··· MATERIAL SUPPLIED ···

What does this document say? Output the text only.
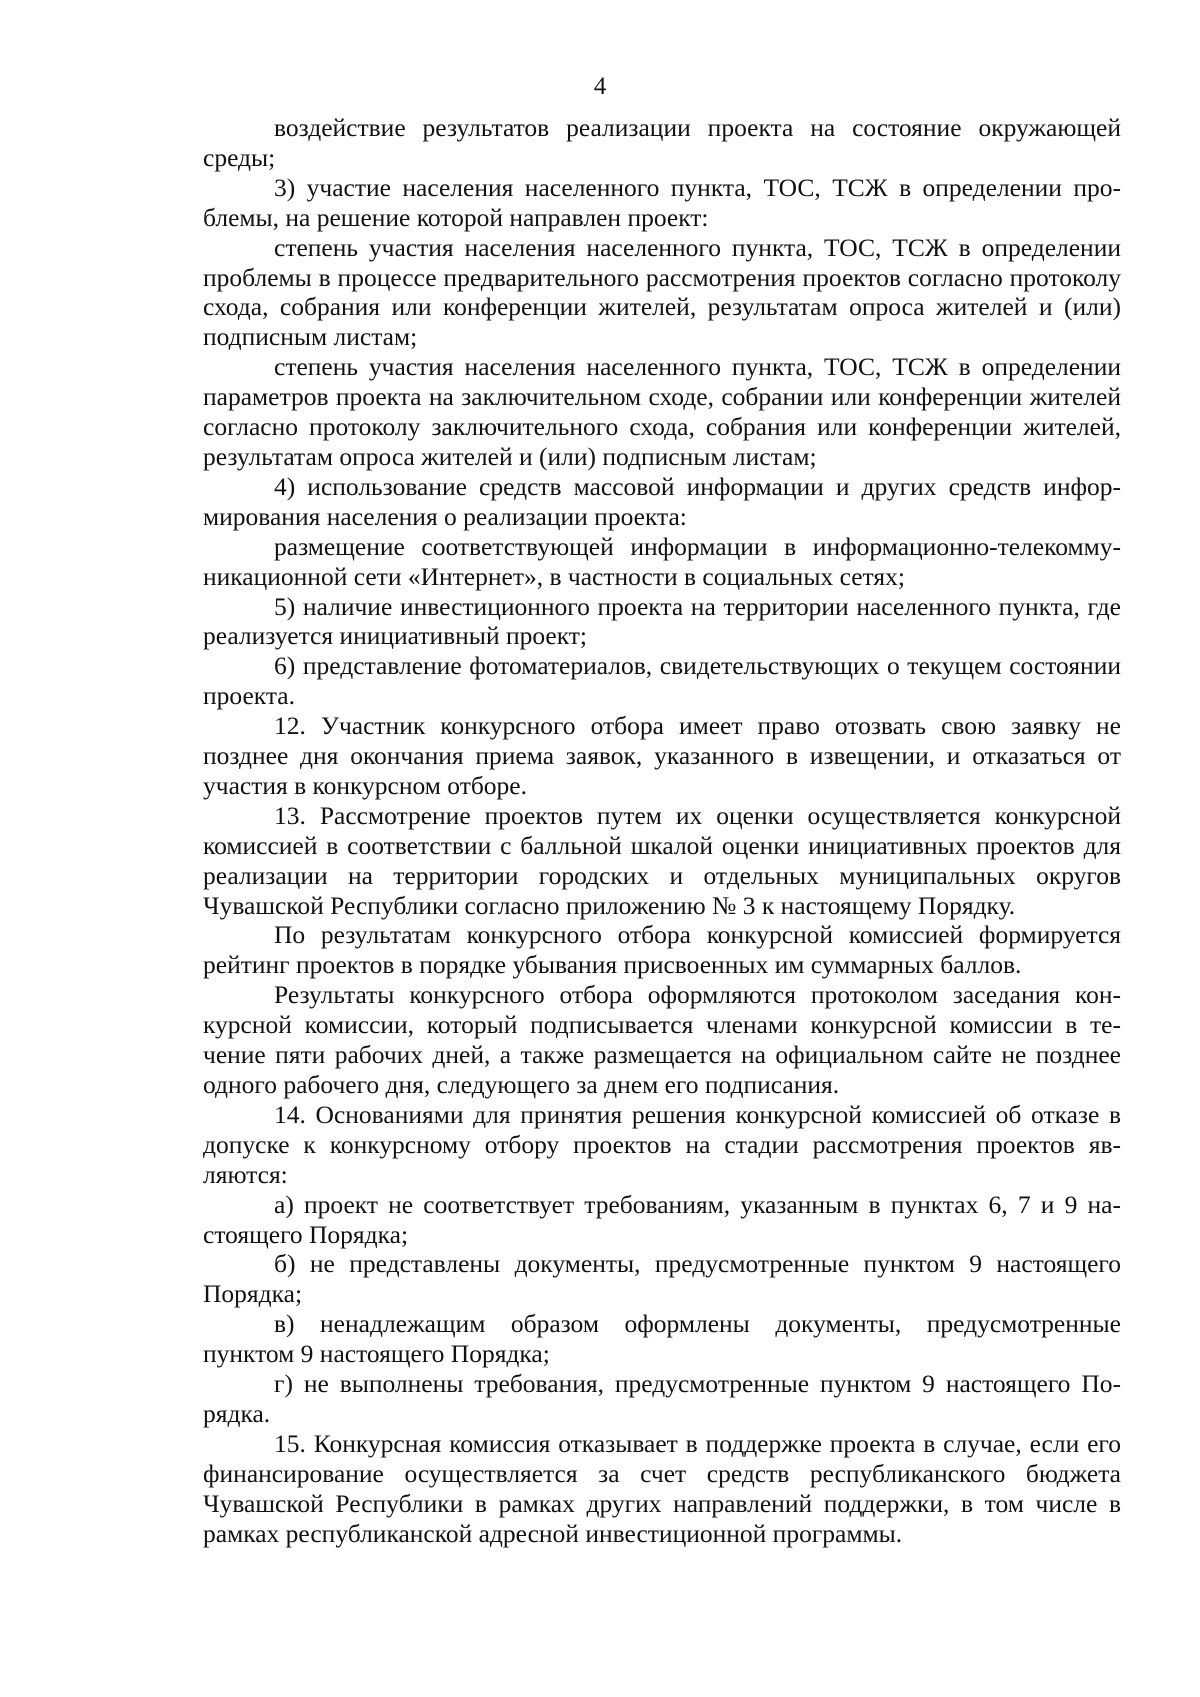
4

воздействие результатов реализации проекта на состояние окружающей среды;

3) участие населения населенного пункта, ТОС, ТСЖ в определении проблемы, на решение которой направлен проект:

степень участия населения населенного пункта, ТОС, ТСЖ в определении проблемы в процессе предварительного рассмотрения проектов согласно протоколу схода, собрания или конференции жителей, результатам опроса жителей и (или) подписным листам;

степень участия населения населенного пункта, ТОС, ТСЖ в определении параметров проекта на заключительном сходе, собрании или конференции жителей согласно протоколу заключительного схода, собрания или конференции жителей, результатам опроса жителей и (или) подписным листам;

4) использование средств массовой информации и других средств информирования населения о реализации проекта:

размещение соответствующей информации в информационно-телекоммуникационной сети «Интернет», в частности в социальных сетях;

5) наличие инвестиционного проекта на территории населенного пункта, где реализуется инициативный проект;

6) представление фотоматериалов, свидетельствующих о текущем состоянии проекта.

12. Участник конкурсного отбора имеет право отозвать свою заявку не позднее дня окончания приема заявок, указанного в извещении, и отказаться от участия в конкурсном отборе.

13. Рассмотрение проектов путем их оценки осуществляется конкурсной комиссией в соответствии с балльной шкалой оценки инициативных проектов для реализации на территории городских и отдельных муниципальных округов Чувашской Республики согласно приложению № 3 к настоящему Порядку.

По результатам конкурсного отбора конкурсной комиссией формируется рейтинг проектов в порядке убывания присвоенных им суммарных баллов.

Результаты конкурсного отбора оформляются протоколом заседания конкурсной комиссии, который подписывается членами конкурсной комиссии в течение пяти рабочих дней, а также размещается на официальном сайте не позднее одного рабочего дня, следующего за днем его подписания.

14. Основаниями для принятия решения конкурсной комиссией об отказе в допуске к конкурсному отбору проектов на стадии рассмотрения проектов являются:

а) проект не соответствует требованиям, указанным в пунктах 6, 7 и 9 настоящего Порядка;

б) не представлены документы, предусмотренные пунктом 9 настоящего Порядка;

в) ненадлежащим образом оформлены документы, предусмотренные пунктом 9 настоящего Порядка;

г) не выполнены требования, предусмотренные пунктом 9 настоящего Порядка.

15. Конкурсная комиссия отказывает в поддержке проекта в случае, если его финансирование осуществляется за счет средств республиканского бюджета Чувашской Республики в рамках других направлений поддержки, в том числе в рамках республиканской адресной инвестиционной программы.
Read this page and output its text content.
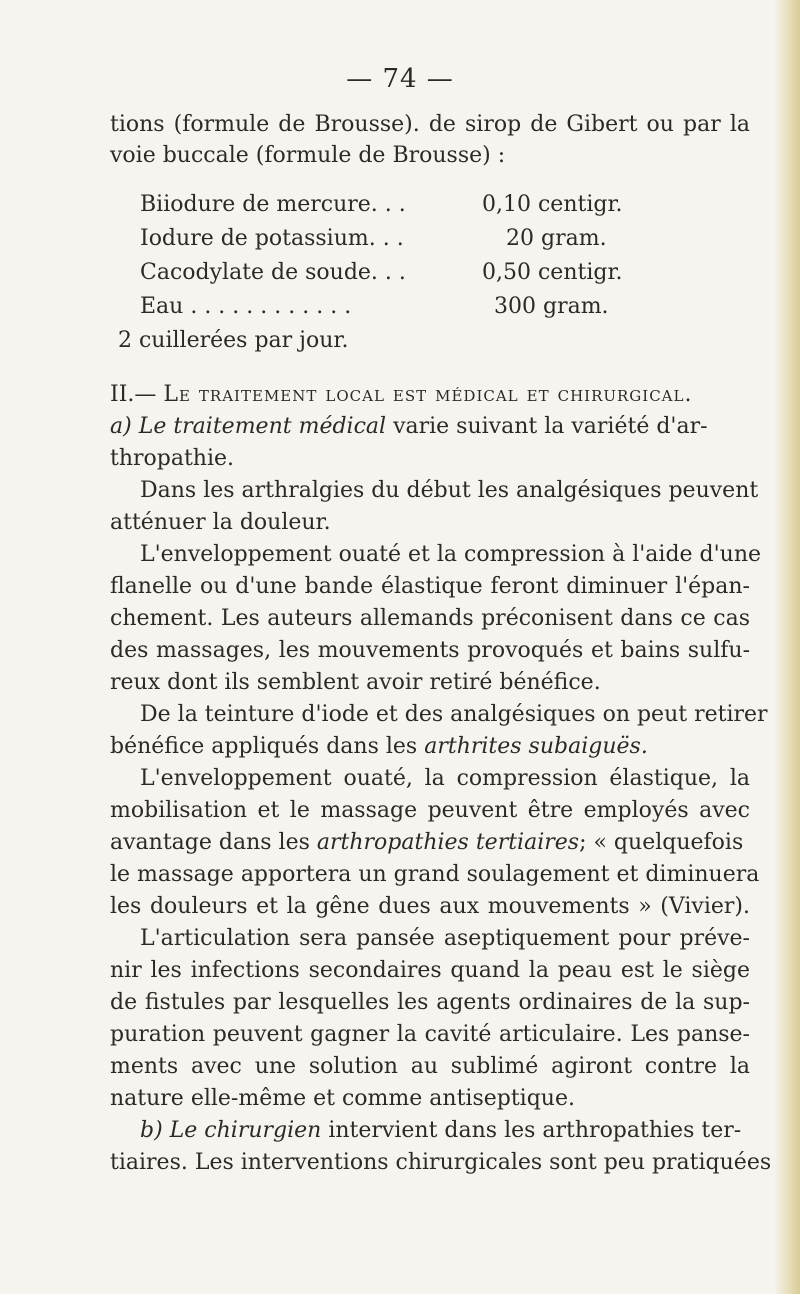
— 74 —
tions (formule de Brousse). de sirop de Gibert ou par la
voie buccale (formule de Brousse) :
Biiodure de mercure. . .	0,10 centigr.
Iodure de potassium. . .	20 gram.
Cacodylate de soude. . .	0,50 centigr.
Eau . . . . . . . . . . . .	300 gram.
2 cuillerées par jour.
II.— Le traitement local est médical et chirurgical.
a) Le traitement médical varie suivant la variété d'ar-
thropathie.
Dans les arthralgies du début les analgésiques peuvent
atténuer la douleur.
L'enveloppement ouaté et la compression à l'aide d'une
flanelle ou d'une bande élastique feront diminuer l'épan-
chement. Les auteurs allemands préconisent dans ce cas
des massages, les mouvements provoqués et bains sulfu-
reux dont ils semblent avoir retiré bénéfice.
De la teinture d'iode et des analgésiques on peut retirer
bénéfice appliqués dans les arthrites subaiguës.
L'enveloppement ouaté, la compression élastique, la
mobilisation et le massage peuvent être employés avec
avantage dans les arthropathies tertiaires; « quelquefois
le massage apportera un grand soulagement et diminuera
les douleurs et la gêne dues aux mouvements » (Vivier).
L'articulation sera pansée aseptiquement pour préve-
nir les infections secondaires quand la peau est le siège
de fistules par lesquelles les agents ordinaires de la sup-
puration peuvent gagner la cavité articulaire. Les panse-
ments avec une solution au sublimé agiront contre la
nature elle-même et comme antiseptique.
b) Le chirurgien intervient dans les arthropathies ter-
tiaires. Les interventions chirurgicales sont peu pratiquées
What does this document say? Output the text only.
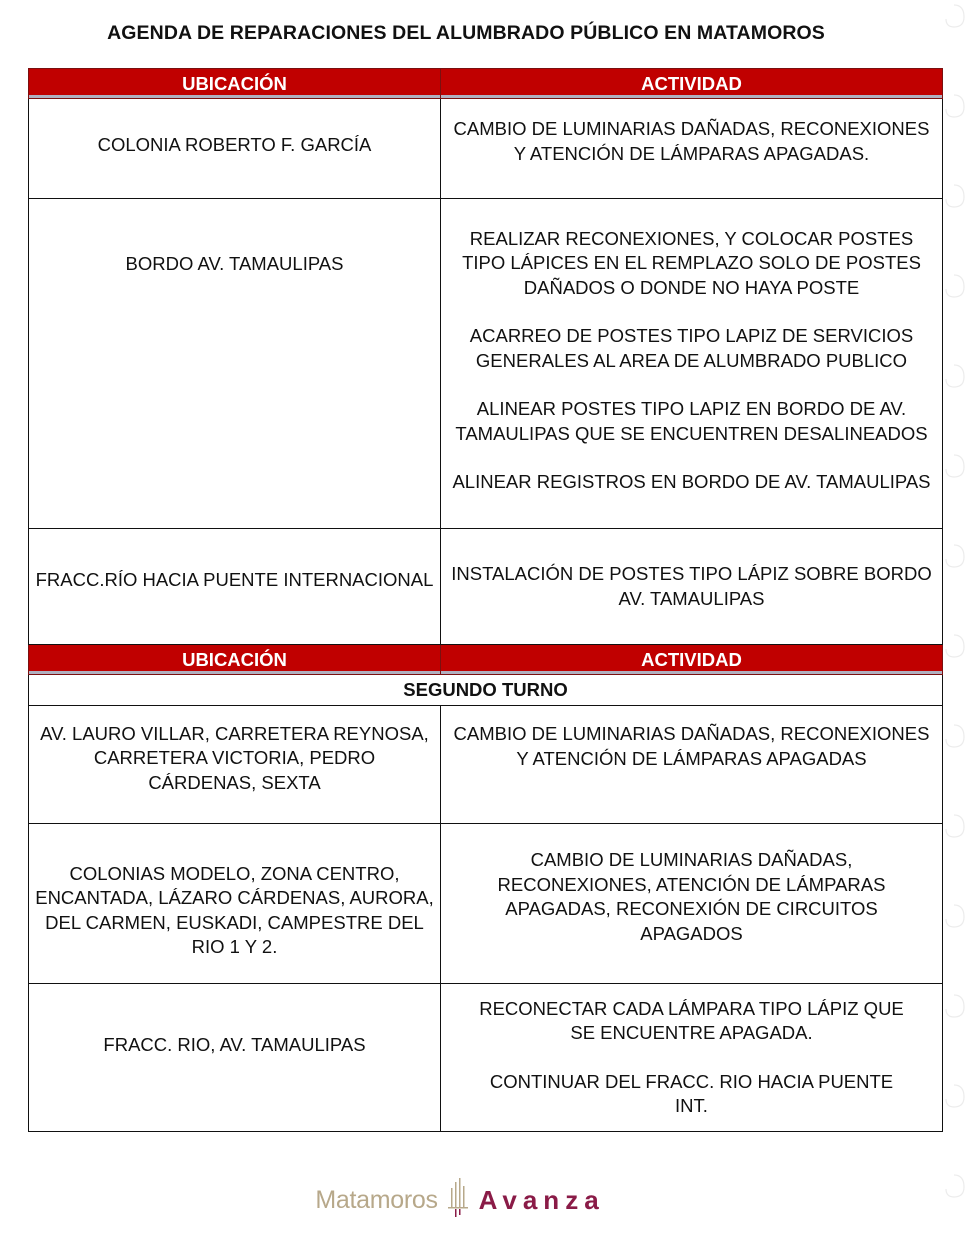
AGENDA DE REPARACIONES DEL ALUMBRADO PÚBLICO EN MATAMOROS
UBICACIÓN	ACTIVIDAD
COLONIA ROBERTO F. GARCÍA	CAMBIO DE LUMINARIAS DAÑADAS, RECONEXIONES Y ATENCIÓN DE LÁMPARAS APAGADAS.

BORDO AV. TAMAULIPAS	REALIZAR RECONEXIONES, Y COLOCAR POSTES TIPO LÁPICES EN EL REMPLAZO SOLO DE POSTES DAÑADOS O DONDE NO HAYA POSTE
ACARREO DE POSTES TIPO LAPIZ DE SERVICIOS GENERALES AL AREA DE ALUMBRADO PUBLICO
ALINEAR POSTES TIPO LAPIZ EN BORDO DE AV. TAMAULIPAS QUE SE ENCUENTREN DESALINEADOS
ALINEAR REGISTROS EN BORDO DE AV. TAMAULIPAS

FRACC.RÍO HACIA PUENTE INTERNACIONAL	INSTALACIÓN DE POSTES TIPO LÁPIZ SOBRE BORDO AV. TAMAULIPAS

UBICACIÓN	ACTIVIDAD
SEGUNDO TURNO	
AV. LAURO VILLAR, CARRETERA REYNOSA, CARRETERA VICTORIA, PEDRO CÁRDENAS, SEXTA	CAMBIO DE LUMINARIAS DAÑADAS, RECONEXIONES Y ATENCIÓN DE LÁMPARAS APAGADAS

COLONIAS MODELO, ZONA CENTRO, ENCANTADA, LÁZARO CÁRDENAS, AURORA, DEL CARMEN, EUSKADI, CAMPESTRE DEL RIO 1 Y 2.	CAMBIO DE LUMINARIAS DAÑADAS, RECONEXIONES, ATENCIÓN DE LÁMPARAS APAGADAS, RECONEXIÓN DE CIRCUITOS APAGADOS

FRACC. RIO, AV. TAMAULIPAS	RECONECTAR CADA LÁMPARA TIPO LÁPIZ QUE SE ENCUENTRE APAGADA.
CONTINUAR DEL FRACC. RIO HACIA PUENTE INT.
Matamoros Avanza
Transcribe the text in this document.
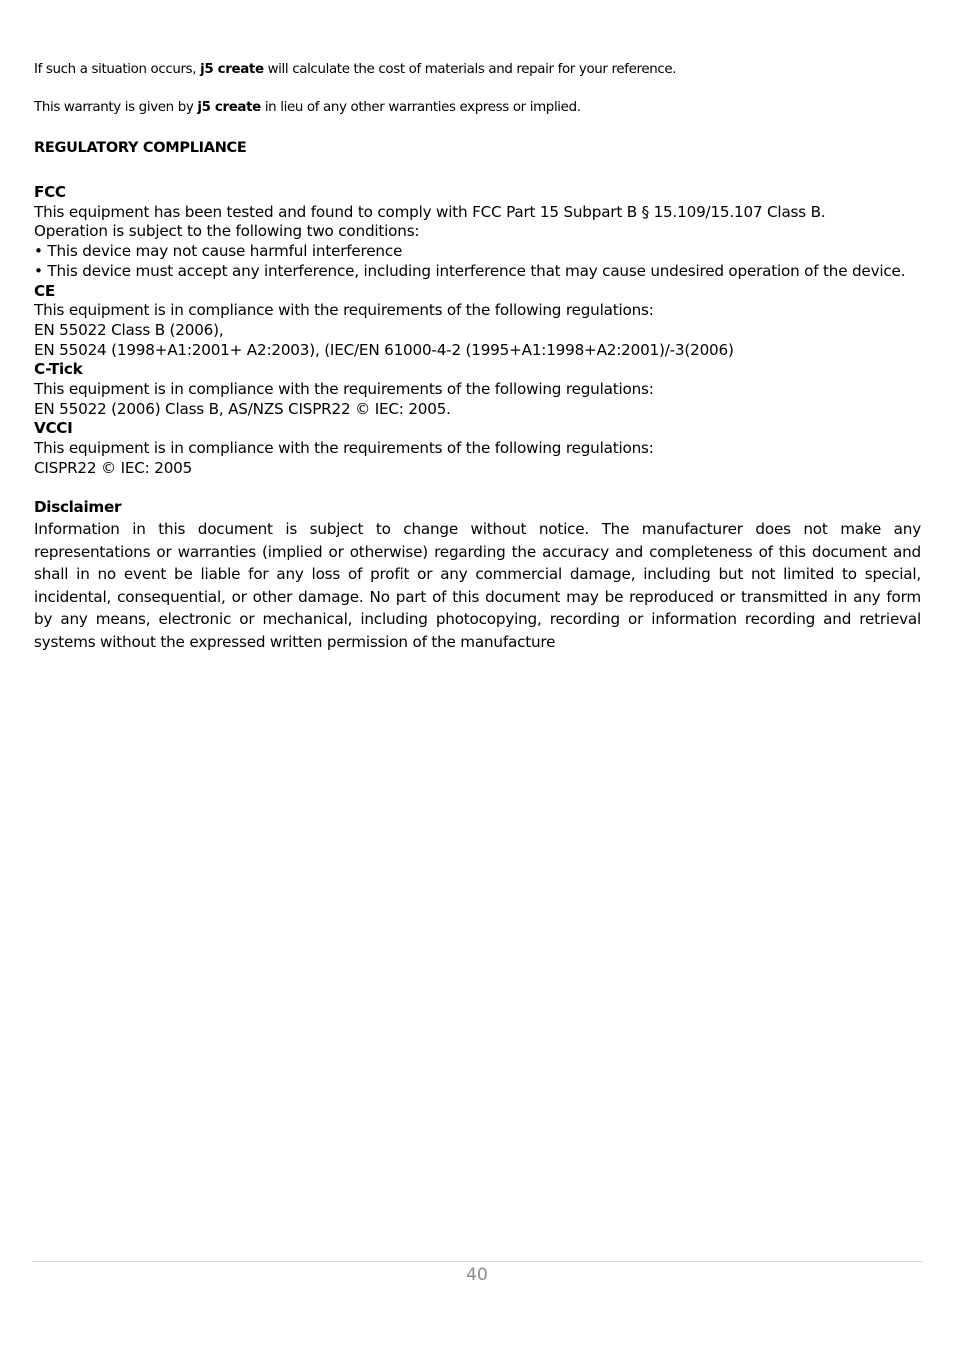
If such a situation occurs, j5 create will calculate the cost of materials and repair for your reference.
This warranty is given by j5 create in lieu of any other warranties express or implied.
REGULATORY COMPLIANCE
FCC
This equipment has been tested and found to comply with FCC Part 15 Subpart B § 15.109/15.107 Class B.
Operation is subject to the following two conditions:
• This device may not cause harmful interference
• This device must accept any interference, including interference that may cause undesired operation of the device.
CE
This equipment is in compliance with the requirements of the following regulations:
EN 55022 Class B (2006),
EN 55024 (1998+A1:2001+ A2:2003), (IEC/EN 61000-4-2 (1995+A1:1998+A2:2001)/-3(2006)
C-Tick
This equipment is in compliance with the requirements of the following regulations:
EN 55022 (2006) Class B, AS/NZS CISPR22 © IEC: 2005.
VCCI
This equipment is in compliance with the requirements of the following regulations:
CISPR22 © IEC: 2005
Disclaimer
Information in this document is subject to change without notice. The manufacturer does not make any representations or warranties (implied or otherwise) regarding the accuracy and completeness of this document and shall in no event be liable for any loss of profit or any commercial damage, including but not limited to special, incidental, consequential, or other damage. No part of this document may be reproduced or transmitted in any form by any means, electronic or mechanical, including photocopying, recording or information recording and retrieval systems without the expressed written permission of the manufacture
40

···

GIVEN EXERCISE
Skip the pictures and print each record exactly as it stands.

CORRECT OUTPUT
What does this document say? Output the text only.
4

воздействие результатов реализации проекта на состояние окружающей среды;

3) участие населения населенного пункта, ТОС, ТСЖ в определении проблемы, на решение которой направлен проект:

степень участия населения населенного пункта, ТОС, ТСЖ в определении проблемы в процессе предварительного рассмотрения проектов согласно протоколу схода, собрания или конференции жителей, результатам опроса жителей и (или) подписным листам;

степень участия населения населенного пункта, ТОС, ТСЖ в определении параметров проекта на заключительном сходе, собрании или конференции жителей согласно протоколу заключительного схода, собрания или конференции жителей, результатам опроса жителей и (или) подписным листам;

4) использование средств массовой информации и других средств информирования населения о реализации проекта:

размещение соответствующей информации в информационно-телекоммуникационной сети «Интернет», в частности в социальных сетях;

5) наличие инвестиционного проекта на территории населенного пункта, где реализуется инициативный проект;

6) представление фотоматериалов, свидетельствующих о текущем состоянии проекта.

12. Участник конкурсного отбора имеет право отозвать свою заявку не позднее дня окончания приема заявок, указанного в извещении, и отказаться от участия в конкурсном отборе.

13. Рассмотрение проектов путем их оценки осуществляется конкурсной комиссией в соответствии с балльной шкалой оценки инициативных проектов для реализации на территории городских и отдельных муниципальных округов Чувашской Республики согласно приложению № 3 к настоящему Порядку.

По результатам конкурсного отбора конкурсной комиссией формируется рейтинг проектов в порядке убывания присвоенных им суммарных баллов.

Результаты конкурсного отбора оформляются протоколом заседания конкурсной комиссии, который подписывается членами конкурсной комиссии в течение пяти рабочих дней, а также размещается на официальном сайте не позднее одного рабочего дня, следующего за днем его подписания.

14. Основаниями для принятия решения конкурсной комиссией об отказе в допуске к конкурсному отбору проектов на стадии рассмотрения проектов являются:

а) проект не соответствует требованиям, указанным в пунктах 6, 7 и 9 настоящего Порядка;

б) не представлены документы, предусмотренные пунктом 9 настоящего Порядка;

в) ненадлежащим образом оформлены документы, предусмотренные пунктом 9 настоящего Порядка;

г) не выполнены требования, предусмотренные пунктом 9 настоящего Порядка.

15. Конкурсная комиссия отказывает в поддержке проекта в случае, если его финансирование осуществляется за счет средств республиканского бюджета Чувашской Республики в рамках других направлений поддержки, в том числе в рамках республиканской адресной инвестиционной программы.
Read this page and output its text content.
— 74 —
tions (formule de Brousse). de sirop de Gibert ou par la
voie buccale (formule de Brousse) :
Biiodure de mercure. . .	0,10 centigr.
Iodure de potassium. . .	20 gram.
Cacodylate de soude. . .	0,50 centigr.
Eau . . . . . . . . . . . .	300 gram.
2 cuillerées par jour.
II.— Le traitement local est médical et chirurgical.
a) Le traitement médical varie suivant la variété d'ar-
thropathie.
Dans les arthralgies du début les analgésiques peuvent
atténuer la douleur.
L'enveloppement ouaté et la compression à l'aide d'une
flanelle ou d'une bande élastique feront diminuer l'épan-
chement. Les auteurs allemands préconisent dans ce cas
des massages, les mouvements provoqués et bains sulfu-
reux dont ils semblent avoir retiré bénéfice.
De la teinture d'iode et des analgésiques on peut retirer
bénéfice appliqués dans les arthrites subaiguës.
L'enveloppement ouaté, la compression élastique, la
mobilisation et le massage peuvent être employés avec
avantage dans les arthropathies tertiaires; « quelquefois
le massage apportera un grand soulagement et diminuera
les douleurs et la gêne dues aux mouvements » (Vivier).
L'articulation sera pansée aseptiquement pour préve-
nir les infections secondaires quand la peau est le siège
de fistules par lesquelles les agents ordinaires de la sup-
puration peuvent gagner la cavité articulaire. Les panse-
ments avec une solution au sublimé agiront contre la
nature elle-même et comme antiseptique.
b) Le chirurgien intervient dans les arthropathies ter-
tiaires. Les interventions chirurgicales sont peu pratiquées
What does this document say? Output the text only.
AGENDA DE REPARACIONES DEL ALUMBRADO PÚBLICO EN MATAMOROS
UBICACIÓN	ACTIVIDAD
COLONIA ROBERTO F. GARCÍA	CAMBIO DE LUMINARIAS DAÑADAS, RECONEXIONES Y ATENCIÓN DE LÁMPARAS APAGADAS.

BORDO AV. TAMAULIPAS	REALIZAR RECONEXIONES, Y COLOCAR POSTES TIPO LÁPICES EN EL REMPLAZO SOLO DE POSTES DAÑADOS O DONDE NO HAYA POSTE
ACARREO DE POSTES TIPO LAPIZ DE SERVICIOS GENERALES AL AREA DE ALUMBRADO PUBLICO
ALINEAR POSTES TIPO LAPIZ EN BORDO DE AV. TAMAULIPAS QUE SE ENCUENTREN DESALINEADOS
ALINEAR REGISTROS EN BORDO DE AV. TAMAULIPAS

FRACC.RÍO HACIA PUENTE INTERNACIONAL	INSTALACIÓN DE POSTES TIPO LÁPIZ SOBRE BORDO AV. TAMAULIPAS

UBICACIÓN	ACTIVIDAD
SEGUNDO TURNO	
AV. LAURO VILLAR, CARRETERA REYNOSA, CARRETERA VICTORIA, PEDRO CÁRDENAS, SEXTA	CAMBIO DE LUMINARIAS DAÑADAS, RECONEXIONES Y ATENCIÓN DE LÁMPARAS APAGADAS

COLONIAS MODELO, ZONA CENTRO, ENCANTADA, LÁZARO CÁRDENAS, AURORA, DEL CARMEN, EUSKADI, CAMPESTRE DEL RIO 1 Y 2.	CAMBIO DE LUMINARIAS DAÑADAS, RECONEXIONES, ATENCIÓN DE LÁMPARAS APAGADAS, RECONEXIÓN DE CIRCUITOS APAGADOS

FRACC. RIO, AV. TAMAULIPAS	RECONECTAR CADA LÁMPARA TIPO LÁPIZ QUE SE ENCUENTRE APAGADA.
CONTINUAR DEL FRACC. RIO HACIA PUENTE INT.
Matamoros Avanza
Transcribe the text in this document.
If such a situation occurs, j5 create will calculate the cost of materials and repair for your reference.
This warranty is given by j5 create in lieu of any other warranties express or implied.
REGULATORY COMPLIANCE
FCC
This equipment has been tested and found to comply with FCC Part 15 Subpart B § 15.109/15.107 Class B.
Operation is subject to the following two conditions:
• This device may not cause harmful interference
• This device must accept any interference, including interference that may cause undesired operation of the device.
CE
This equipment is in compliance with the requirements of the following regulations:
EN 55022 Class B (2006),
EN 55024 (1998+A1:2001+ A2:2003), (IEC/EN 61000-4-2 (1995+A1:1998+A2:2001)/-3(2006)
C-Tick
This equipment is in compliance with the requirements of the following regulations:
EN 55022 (2006) Class B, AS/NZS CISPR22 © IEC: 2005.
VCCI
This equipment is in compliance with the requirements of the following regulations:
CISPR22 © IEC: 2005
Disclaimer
Information in this document is subject to change without notice. The manufacturer does not make any representations or warranties (implied or otherwise) regarding the accuracy and completeness of this document and shall in no event be liable for any loss of profit or any commercial damage, including but not limited to special, incidental, consequential, or other damage. No part of this document may be reproduced or transmitted in any form by any means, electronic or mechanical, including photocopying, recording or information recording and retrieval systems without the expressed written permission of the manufacture
40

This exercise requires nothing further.